#### [Instruction]
From the entries below, count every line that contains the word "linestyle". Please give the number and nothing else.

#### [Raw records]

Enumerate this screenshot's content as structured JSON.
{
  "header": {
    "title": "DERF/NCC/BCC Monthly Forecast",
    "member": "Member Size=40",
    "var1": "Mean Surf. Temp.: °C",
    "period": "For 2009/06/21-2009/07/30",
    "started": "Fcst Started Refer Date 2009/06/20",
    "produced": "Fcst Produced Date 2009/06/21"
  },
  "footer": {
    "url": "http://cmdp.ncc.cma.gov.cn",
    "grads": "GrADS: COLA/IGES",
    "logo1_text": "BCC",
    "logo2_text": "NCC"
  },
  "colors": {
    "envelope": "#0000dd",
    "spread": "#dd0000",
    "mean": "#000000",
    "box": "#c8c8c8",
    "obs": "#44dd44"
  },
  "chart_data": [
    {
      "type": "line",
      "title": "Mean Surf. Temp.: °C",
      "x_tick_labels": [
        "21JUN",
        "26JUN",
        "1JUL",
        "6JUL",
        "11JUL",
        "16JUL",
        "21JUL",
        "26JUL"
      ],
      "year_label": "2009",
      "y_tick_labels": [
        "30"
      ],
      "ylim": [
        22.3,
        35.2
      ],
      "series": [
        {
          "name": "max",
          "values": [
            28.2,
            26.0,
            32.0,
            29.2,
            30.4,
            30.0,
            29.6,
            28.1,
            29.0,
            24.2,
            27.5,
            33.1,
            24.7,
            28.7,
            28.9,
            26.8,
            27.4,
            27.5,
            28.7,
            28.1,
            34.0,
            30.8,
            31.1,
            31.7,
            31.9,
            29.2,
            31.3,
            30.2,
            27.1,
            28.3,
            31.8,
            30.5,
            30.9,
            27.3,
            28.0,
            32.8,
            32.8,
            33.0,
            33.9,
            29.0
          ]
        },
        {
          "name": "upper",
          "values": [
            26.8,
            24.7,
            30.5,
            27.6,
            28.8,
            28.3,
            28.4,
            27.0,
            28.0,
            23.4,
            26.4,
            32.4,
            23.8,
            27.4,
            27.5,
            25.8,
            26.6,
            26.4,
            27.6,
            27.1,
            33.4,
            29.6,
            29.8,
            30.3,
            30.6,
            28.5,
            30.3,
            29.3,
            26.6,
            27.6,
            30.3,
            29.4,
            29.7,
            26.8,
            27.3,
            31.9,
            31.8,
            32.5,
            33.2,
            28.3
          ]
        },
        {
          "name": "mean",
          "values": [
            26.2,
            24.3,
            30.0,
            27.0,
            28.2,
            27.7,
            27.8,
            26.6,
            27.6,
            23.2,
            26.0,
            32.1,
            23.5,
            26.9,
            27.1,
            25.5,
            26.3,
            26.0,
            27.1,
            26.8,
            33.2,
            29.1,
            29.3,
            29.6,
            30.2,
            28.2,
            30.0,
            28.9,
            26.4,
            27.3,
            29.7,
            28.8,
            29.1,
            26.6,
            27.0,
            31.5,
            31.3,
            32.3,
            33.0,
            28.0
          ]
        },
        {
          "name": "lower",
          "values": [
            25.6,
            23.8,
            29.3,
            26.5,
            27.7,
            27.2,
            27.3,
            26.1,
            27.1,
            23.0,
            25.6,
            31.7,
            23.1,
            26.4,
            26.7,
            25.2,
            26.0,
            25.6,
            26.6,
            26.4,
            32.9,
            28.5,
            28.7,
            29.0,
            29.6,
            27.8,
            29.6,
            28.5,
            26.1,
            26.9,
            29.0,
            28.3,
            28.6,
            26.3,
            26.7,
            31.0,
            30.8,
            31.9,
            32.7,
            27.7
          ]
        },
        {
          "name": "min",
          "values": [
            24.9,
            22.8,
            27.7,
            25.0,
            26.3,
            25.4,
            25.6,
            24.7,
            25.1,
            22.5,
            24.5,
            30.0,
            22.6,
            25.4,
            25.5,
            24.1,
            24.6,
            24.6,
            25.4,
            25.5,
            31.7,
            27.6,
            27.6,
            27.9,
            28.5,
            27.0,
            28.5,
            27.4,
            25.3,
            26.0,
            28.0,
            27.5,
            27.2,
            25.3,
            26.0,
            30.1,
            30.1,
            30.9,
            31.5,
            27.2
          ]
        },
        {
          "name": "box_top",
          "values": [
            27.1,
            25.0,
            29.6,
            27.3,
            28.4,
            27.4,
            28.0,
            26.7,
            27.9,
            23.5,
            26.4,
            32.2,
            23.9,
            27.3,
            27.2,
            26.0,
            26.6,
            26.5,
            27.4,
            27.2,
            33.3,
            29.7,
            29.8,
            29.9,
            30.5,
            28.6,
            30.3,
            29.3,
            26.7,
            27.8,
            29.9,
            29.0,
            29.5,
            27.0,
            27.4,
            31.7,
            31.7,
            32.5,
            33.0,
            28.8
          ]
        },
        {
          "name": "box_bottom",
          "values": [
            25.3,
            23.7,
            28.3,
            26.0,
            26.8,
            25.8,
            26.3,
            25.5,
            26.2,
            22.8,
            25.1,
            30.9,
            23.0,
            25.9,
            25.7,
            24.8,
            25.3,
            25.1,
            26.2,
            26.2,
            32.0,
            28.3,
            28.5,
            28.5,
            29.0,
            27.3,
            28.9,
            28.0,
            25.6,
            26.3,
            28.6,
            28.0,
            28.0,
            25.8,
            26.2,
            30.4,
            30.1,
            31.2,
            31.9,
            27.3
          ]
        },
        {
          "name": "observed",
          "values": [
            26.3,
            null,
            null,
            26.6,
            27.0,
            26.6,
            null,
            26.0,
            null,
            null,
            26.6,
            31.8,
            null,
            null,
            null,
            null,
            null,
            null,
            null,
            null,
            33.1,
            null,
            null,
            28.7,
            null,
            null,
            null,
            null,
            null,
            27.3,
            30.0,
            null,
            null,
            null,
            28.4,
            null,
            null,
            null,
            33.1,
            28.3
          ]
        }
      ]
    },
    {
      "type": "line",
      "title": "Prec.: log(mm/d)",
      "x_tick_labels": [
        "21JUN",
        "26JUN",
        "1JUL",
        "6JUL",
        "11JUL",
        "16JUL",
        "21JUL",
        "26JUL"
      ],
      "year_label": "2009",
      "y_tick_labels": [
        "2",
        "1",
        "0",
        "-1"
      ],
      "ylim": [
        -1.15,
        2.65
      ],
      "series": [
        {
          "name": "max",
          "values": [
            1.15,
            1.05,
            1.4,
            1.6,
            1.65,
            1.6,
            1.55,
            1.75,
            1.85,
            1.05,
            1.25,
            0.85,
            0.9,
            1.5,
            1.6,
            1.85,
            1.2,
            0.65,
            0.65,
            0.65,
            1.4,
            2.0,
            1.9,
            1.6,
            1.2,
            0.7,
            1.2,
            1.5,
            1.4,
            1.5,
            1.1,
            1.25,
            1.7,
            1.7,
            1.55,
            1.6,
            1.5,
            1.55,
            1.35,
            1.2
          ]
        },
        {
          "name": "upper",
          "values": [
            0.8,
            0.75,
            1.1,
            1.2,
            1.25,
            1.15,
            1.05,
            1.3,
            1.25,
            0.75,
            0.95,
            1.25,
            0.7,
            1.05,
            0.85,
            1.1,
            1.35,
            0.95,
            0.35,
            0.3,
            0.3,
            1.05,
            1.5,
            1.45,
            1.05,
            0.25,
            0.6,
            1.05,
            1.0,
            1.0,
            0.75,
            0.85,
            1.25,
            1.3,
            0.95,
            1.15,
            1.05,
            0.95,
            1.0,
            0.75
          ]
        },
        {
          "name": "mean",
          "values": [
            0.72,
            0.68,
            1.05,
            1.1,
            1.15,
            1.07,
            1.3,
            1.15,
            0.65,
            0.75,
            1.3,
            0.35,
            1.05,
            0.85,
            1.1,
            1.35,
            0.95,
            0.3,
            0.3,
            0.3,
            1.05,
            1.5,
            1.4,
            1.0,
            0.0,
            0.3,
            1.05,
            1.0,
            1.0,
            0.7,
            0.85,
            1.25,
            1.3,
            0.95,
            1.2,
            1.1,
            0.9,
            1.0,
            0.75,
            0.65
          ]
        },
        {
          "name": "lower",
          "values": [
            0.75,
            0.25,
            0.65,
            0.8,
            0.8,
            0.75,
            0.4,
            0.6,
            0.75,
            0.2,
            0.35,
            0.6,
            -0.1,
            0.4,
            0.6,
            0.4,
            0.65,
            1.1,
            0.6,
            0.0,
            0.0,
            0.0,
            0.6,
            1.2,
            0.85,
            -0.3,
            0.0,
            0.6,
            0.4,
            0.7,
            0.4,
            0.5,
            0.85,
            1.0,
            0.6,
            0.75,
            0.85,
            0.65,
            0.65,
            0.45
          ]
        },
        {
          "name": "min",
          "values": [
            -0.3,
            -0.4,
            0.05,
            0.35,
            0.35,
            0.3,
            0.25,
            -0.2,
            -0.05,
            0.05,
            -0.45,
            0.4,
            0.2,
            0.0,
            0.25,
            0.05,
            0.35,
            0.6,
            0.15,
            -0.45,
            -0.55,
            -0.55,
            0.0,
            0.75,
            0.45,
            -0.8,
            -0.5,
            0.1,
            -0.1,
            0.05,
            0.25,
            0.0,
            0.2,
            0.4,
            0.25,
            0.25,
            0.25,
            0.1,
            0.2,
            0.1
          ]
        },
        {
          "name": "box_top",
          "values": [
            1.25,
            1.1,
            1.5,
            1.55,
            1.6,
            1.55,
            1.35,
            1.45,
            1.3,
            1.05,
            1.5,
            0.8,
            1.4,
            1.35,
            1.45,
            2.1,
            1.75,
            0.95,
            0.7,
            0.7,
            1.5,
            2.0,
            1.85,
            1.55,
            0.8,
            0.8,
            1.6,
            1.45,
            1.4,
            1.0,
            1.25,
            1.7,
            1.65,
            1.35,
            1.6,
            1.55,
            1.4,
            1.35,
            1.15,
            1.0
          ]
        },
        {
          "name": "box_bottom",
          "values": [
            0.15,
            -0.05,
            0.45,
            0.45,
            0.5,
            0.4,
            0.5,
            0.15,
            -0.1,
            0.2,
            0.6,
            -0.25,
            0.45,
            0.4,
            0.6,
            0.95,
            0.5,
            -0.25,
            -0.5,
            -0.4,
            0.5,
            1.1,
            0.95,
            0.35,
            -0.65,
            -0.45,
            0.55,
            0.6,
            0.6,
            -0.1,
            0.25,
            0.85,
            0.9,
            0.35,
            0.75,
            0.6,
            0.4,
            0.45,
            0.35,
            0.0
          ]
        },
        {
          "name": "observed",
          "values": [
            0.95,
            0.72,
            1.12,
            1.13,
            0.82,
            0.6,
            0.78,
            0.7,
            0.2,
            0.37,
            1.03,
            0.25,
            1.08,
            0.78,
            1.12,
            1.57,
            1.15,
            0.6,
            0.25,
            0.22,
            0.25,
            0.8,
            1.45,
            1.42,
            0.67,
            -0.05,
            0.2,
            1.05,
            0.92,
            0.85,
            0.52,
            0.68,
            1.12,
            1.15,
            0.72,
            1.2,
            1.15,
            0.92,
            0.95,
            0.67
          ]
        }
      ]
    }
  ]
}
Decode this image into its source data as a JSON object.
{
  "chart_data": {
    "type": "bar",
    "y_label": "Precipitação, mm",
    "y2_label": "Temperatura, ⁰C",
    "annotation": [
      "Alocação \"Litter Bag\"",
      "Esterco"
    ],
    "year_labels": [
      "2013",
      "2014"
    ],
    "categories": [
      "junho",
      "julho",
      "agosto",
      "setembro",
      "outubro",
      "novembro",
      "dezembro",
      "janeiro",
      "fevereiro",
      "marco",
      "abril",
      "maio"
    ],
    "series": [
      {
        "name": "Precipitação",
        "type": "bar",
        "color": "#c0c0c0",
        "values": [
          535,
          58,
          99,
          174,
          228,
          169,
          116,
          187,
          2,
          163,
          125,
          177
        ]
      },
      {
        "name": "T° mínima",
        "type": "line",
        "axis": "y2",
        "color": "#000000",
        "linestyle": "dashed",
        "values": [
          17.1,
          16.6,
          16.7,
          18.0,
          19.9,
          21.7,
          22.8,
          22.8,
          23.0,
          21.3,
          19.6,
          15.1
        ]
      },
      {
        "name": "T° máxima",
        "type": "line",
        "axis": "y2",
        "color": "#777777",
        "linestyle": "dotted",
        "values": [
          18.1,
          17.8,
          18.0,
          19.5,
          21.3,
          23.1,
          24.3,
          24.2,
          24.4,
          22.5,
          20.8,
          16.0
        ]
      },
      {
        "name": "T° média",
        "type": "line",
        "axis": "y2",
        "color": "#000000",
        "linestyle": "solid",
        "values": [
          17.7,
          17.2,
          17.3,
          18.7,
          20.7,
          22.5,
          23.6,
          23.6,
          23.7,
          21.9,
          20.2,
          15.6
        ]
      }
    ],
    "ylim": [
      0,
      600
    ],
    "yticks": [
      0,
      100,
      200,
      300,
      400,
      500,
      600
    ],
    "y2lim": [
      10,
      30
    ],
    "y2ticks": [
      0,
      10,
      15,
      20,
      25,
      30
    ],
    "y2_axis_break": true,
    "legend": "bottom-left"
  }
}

#### [Final answer]
3